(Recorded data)
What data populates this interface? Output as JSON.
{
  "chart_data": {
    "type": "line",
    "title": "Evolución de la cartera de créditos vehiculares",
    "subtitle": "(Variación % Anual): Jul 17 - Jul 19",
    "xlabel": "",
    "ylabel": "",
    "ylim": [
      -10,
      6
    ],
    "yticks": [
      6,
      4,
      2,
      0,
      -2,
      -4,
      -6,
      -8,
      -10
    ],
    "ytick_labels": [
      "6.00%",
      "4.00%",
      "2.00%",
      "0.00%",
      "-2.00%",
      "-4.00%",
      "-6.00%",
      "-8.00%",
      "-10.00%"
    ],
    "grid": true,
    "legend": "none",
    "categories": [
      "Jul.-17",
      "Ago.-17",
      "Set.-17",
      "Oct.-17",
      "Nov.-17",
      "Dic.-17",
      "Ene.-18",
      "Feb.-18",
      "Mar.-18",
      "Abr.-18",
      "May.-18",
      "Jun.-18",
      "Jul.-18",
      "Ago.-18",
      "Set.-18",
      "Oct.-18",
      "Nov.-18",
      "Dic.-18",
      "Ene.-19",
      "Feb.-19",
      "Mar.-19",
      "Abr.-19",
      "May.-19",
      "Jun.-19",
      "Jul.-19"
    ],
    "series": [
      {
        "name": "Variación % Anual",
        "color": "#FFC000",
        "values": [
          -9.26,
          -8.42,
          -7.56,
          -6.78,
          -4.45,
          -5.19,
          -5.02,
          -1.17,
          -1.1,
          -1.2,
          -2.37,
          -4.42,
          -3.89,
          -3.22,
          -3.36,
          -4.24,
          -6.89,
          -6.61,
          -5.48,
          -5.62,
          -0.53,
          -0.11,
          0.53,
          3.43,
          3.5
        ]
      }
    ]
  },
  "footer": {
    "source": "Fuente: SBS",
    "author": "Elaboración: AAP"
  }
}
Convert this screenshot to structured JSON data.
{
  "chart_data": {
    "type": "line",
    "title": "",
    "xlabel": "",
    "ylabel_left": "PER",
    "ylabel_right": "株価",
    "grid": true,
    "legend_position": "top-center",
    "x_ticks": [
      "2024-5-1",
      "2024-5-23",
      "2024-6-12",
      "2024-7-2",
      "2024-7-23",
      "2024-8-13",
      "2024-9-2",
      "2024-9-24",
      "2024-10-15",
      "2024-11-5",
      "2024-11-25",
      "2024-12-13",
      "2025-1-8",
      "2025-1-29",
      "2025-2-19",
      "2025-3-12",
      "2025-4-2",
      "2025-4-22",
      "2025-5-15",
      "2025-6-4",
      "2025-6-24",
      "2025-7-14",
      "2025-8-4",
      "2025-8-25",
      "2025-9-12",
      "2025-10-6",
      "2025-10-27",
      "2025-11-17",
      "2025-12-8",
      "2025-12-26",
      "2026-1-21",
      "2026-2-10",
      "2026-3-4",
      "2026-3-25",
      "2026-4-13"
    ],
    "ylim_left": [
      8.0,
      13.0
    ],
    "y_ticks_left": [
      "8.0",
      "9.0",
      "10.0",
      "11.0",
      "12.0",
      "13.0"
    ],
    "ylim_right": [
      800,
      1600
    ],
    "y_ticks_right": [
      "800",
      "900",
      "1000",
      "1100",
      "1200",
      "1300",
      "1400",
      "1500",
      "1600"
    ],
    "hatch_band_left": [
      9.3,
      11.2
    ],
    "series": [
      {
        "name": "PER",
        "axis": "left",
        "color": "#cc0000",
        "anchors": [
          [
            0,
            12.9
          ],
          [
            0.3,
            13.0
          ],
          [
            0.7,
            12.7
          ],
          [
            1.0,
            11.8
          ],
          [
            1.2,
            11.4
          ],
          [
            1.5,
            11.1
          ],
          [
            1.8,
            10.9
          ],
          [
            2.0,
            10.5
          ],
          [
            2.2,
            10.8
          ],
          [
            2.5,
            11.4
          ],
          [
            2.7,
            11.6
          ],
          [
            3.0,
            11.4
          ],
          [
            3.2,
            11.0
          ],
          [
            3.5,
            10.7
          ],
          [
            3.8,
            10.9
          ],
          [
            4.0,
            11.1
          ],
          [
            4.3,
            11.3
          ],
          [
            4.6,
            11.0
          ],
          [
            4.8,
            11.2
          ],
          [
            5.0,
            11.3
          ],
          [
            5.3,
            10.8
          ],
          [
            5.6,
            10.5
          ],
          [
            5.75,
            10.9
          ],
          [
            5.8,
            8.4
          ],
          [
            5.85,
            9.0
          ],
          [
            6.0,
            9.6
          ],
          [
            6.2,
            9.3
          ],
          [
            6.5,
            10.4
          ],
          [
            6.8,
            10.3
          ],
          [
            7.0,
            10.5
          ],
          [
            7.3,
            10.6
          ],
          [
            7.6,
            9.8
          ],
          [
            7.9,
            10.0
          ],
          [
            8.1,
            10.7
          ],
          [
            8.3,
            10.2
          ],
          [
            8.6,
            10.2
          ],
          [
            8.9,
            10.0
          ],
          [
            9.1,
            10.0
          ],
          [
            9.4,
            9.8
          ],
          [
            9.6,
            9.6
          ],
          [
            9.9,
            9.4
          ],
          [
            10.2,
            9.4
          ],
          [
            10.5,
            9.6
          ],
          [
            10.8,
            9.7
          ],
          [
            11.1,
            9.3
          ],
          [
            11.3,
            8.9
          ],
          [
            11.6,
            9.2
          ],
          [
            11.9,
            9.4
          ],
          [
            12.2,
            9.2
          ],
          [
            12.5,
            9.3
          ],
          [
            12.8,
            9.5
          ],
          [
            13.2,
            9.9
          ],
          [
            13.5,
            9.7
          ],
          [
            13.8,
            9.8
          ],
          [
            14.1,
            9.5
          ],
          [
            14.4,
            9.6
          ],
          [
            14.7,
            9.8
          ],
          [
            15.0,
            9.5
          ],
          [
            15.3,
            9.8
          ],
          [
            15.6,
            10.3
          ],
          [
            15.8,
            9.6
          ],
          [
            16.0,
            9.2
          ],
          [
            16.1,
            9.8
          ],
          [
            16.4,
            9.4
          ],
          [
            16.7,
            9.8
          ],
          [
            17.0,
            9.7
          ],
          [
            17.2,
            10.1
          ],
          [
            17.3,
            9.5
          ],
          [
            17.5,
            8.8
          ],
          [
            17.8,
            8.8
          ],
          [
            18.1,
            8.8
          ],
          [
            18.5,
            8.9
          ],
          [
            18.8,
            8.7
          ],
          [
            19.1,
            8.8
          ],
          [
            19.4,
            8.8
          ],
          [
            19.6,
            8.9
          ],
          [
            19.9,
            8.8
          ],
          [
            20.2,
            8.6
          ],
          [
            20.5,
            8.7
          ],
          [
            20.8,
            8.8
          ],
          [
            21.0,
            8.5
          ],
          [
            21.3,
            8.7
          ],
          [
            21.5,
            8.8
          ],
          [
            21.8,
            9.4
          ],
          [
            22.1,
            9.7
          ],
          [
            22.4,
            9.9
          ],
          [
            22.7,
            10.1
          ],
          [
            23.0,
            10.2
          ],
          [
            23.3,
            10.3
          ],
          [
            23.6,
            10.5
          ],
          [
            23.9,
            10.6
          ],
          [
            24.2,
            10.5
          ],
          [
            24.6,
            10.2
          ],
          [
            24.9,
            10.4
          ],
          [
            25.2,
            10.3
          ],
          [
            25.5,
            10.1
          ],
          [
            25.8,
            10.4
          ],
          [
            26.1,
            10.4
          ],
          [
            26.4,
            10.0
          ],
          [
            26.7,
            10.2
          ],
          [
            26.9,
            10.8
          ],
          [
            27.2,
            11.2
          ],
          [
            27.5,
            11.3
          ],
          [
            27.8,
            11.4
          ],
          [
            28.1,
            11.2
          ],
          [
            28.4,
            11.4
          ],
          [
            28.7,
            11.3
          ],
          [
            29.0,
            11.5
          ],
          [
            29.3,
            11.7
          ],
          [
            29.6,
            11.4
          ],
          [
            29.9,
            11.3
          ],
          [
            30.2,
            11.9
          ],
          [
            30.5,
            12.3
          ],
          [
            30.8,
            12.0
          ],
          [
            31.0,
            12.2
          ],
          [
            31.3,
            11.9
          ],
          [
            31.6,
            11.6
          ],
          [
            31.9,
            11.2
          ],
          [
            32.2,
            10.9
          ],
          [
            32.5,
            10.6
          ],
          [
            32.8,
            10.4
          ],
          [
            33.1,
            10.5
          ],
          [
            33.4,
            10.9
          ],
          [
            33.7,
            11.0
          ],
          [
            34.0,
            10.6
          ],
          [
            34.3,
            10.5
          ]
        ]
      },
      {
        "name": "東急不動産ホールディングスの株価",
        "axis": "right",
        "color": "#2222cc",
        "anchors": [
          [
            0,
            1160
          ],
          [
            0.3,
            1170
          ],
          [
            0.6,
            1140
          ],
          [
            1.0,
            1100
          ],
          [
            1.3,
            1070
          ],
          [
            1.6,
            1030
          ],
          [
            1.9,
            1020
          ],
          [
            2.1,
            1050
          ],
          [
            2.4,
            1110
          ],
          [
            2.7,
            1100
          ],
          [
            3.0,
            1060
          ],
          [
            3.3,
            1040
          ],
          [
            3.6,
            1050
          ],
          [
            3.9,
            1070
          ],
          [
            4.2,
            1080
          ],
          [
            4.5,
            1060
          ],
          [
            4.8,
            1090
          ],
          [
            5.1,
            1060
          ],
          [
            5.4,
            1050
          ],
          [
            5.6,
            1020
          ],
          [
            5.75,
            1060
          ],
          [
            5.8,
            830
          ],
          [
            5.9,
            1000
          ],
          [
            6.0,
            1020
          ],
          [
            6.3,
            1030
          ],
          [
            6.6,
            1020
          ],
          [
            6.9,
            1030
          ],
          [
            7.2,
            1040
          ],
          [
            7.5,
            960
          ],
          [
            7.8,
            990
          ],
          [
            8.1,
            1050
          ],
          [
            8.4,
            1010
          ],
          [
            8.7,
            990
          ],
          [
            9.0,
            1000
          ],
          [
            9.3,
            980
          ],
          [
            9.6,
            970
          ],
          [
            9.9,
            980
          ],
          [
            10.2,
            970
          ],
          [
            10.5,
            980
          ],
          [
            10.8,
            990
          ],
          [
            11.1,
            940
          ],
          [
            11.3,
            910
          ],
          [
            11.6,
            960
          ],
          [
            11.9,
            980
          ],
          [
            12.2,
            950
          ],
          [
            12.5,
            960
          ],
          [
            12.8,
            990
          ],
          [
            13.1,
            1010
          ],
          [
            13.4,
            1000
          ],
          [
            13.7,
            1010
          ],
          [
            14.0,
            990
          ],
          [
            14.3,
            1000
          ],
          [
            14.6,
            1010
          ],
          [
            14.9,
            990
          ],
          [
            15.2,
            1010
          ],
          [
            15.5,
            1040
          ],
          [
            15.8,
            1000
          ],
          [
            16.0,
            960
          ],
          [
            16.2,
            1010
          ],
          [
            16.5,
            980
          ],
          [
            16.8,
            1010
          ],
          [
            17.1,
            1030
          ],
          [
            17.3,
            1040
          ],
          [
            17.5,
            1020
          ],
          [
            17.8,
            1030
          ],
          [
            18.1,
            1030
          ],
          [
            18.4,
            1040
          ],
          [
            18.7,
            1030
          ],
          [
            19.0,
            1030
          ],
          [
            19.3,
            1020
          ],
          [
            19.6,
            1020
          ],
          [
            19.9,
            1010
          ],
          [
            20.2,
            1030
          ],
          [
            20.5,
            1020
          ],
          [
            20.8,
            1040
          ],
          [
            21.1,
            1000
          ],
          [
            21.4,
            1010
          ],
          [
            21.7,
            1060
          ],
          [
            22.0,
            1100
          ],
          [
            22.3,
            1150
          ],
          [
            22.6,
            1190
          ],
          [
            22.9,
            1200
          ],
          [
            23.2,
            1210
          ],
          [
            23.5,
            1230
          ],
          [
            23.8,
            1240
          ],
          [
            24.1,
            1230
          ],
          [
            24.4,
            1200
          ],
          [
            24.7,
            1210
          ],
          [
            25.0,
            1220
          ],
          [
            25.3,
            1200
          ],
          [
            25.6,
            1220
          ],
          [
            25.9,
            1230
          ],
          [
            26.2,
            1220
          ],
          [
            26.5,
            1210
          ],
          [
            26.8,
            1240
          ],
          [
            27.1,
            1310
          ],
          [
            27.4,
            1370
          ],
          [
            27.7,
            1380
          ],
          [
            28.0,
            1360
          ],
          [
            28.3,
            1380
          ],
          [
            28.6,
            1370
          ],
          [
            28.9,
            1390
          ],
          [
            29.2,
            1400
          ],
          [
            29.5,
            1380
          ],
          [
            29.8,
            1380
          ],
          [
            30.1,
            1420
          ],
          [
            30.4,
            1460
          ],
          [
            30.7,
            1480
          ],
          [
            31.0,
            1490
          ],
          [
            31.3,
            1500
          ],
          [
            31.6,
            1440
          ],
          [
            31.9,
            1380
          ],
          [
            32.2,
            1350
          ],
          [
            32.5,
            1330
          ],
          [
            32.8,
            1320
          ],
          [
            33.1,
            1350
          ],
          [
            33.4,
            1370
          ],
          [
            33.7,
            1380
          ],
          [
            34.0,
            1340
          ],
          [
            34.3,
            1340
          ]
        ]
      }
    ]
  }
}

**What needs to be done:** Using the entries above, return each line that includes the word "Anual".

**Expected answer:**
    "subtitle": "(Variación % Anual): Jul 17 - Jul 19",
        "name": "Variación % Anual",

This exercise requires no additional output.